— Stored data entries —
━━━━
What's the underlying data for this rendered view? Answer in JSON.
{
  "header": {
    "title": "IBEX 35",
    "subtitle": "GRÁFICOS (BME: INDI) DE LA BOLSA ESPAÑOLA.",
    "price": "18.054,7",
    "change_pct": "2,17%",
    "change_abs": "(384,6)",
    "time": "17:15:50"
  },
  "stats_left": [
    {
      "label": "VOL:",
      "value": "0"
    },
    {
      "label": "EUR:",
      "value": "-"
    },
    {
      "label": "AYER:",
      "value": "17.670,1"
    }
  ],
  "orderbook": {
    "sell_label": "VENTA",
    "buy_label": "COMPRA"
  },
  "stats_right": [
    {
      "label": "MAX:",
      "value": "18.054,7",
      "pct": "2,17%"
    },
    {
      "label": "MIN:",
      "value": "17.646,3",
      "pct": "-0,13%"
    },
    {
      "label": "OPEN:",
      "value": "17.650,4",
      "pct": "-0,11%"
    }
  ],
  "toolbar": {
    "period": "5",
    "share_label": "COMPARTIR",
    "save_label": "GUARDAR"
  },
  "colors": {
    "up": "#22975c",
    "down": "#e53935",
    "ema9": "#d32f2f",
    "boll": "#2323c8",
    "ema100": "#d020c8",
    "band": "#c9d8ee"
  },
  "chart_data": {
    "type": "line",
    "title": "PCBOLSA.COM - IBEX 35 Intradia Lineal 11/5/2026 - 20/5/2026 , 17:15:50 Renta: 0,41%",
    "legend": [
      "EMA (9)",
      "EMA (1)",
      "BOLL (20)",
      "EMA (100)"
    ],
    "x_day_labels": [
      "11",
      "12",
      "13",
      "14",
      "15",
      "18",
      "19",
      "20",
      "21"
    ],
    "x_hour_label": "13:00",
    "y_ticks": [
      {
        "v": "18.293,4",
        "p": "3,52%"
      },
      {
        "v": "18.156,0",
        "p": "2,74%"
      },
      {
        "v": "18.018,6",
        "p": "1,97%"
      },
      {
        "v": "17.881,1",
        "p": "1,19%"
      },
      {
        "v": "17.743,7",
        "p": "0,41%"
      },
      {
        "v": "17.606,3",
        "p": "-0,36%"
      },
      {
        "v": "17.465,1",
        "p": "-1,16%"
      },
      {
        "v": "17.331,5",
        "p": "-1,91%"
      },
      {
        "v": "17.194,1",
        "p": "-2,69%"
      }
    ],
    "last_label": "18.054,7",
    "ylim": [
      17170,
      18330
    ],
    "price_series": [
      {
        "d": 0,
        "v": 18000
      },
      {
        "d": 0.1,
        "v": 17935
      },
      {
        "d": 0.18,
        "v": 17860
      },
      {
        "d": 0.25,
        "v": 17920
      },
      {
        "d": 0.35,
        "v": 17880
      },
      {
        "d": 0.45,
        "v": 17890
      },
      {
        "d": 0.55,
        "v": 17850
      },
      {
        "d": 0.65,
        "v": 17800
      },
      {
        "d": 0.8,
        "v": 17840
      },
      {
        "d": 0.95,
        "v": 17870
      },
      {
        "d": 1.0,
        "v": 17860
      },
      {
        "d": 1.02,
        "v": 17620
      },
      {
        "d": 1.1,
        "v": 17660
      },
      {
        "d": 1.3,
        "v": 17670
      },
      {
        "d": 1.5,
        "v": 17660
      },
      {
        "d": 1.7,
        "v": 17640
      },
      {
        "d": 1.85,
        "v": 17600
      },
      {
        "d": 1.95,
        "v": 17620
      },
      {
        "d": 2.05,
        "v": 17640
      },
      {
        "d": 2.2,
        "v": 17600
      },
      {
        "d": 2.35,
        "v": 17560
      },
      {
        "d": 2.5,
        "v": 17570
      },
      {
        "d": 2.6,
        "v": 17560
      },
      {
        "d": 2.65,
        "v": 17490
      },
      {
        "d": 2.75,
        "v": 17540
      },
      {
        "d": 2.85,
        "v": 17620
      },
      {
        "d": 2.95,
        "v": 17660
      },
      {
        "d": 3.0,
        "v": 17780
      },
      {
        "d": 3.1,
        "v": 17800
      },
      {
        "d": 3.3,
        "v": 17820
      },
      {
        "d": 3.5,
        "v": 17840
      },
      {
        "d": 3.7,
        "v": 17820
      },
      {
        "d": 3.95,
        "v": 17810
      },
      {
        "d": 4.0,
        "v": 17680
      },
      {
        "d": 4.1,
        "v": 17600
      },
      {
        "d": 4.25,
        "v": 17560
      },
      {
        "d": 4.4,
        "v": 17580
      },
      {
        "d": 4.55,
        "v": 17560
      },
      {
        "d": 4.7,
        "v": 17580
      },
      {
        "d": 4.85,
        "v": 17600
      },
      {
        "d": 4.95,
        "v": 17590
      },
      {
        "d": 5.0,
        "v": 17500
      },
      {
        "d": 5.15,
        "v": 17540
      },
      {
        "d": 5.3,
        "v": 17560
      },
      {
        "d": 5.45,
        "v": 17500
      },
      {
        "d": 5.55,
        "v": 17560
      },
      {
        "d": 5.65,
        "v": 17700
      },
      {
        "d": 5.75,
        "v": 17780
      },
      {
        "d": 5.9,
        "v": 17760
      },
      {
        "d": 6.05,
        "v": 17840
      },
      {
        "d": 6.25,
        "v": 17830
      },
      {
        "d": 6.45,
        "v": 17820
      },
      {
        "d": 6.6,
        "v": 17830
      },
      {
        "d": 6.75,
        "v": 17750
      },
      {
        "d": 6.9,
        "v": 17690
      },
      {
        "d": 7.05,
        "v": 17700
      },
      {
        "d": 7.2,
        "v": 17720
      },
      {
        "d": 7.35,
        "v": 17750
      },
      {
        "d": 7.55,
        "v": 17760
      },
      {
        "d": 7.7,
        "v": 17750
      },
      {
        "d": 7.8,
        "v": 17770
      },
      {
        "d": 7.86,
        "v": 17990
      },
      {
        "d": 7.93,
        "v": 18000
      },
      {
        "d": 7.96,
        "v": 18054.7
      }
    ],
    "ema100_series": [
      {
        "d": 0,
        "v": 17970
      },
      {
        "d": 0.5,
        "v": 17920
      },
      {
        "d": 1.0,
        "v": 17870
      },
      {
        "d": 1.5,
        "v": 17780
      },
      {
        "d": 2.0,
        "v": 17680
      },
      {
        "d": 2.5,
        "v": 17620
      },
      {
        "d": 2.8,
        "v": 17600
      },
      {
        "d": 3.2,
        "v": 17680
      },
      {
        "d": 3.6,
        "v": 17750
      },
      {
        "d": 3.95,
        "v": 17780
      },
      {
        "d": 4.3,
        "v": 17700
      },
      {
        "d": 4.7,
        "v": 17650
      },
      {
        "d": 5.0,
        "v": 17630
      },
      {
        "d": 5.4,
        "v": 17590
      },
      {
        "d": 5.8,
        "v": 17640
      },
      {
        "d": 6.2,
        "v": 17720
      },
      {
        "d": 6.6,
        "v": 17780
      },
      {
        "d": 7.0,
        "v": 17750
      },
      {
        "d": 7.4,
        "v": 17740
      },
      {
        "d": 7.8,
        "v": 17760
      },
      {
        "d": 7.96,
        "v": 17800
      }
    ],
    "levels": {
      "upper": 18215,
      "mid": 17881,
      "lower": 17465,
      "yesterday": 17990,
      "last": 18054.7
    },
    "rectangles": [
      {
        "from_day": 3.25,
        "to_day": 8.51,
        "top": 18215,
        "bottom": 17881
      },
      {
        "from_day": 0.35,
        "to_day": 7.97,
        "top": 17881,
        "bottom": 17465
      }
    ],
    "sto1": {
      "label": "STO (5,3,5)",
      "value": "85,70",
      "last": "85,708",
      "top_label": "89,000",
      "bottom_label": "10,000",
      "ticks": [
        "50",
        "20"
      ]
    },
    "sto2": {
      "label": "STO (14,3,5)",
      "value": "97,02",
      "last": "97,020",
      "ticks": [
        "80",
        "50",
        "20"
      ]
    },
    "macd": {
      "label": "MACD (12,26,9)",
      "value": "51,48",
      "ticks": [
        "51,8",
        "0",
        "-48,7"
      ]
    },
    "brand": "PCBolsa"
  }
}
━━━━
— AIM —
Identify each line of the material where the word "IBEX" shows up, and copy it.

— RESULT FOR THIS TASK —
    "title": "IBEX 35",
    "title": "PCBOLSA.COM - IBEX 35 Intradia Lineal 11/5/2026 - 20/5/2026 , 17:15:50 Renta: 0,41%",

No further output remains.